■ **DIRECTION**
Repeat the material below exactly, line for line.

■ **Records from a collection**
------------------------------------
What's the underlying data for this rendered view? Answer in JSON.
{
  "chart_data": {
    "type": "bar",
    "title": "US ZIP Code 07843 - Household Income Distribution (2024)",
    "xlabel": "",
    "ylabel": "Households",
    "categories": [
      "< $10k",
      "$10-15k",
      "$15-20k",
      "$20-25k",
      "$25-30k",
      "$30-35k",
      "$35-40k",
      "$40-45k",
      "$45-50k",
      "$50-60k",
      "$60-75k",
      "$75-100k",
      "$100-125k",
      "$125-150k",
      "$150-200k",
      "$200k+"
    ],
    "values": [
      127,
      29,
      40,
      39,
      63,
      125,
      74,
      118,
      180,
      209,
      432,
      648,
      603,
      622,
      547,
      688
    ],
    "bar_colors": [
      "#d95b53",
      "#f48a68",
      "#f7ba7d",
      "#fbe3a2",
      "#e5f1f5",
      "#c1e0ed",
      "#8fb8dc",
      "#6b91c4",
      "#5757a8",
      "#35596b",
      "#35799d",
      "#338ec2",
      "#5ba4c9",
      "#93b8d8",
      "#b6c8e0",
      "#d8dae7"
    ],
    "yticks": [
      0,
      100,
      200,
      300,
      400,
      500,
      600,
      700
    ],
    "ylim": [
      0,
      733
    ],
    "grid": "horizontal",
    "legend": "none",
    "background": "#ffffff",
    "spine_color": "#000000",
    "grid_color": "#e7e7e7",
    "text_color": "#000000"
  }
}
------------------------------------
■ **COMPLETED EXERCISE**
What's the underlying data for this rendered view? Answer in JSON.
{
  "chart_data": {
    "type": "bar",
    "title": "US ZIP Code 07843 - Household Income Distribution (2024)",
    "xlabel": "",
    "ylabel": "Households",
    "categories": [
      "< $10k",
      "$10-15k",
      "$15-20k",
      "$20-25k",
      "$25-30k",
      "$30-35k",
      "$35-40k",
      "$40-45k",
      "$45-50k",
      "$50-60k",
      "$60-75k",
      "$75-100k",
      "$100-125k",
      "$125-150k",
      "$150-200k",
      "$200k+"
    ],
    "values": [
      127,
      29,
      40,
      39,
      63,
      125,
      74,
      118,
      180,
      209,
      432,
      648,
      603,
      622,
      547,
      688
    ],
    "bar_colors": [
      "#d95b53",
      "#f48a68",
      "#f7ba7d",
      "#fbe3a2",
      "#e5f1f5",
      "#c1e0ed",
      "#8fb8dc",
      "#6b91c4",
      "#5757a8",
      "#35596b",
      "#35799d",
      "#338ec2",
      "#5ba4c9",
      "#93b8d8",
      "#b6c8e0",
      "#d8dae7"
    ],
    "yticks": [
      0,
      100,
      200,
      300,
      400,
      500,
      600,
      700
    ],
    "ylim": [
      0,
      733
    ],
    "grid": "horizontal",
    "legend": "none",
    "background": "#ffffff",
    "spine_color": "#000000",
    "grid_color": "#e7e7e7",
    "text_color": "#000000"
  }
}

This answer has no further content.